:: Goal of the exercise ::
Only a number is expected: how many lines in the data below contain the word "JSON".

:: Dataset entries ::
════════════════════

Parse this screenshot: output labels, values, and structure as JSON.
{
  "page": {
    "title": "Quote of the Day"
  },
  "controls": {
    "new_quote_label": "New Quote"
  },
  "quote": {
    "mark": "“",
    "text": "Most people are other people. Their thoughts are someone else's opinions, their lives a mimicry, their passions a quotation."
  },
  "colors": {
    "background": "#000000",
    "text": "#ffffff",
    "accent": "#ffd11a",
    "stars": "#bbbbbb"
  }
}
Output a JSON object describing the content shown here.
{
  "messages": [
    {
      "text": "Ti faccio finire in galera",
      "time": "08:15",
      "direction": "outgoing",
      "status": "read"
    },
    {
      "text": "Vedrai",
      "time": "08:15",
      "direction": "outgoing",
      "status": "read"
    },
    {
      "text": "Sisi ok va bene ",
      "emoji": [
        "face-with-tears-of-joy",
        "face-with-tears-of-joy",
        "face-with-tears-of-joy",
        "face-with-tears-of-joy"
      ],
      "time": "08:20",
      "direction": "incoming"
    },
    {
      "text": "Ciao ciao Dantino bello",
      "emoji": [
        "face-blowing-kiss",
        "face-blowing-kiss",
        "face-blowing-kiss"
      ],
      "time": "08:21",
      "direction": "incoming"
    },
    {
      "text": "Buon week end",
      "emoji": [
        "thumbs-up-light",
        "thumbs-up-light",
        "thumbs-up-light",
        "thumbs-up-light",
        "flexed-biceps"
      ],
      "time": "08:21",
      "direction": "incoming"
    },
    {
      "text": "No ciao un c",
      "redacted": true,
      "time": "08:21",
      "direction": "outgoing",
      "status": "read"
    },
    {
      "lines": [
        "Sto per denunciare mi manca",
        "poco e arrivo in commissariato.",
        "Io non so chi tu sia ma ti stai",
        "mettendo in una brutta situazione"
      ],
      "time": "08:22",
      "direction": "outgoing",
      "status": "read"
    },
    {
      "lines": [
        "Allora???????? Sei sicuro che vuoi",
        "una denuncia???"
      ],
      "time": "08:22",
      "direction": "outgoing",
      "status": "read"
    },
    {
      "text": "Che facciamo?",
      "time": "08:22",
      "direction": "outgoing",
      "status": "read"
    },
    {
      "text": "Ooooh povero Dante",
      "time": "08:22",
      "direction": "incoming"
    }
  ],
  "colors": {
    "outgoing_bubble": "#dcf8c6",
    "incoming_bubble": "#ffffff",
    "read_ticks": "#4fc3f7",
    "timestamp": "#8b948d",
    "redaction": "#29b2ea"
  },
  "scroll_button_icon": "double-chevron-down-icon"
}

════════════════════

:: Answer to the exercise ::
2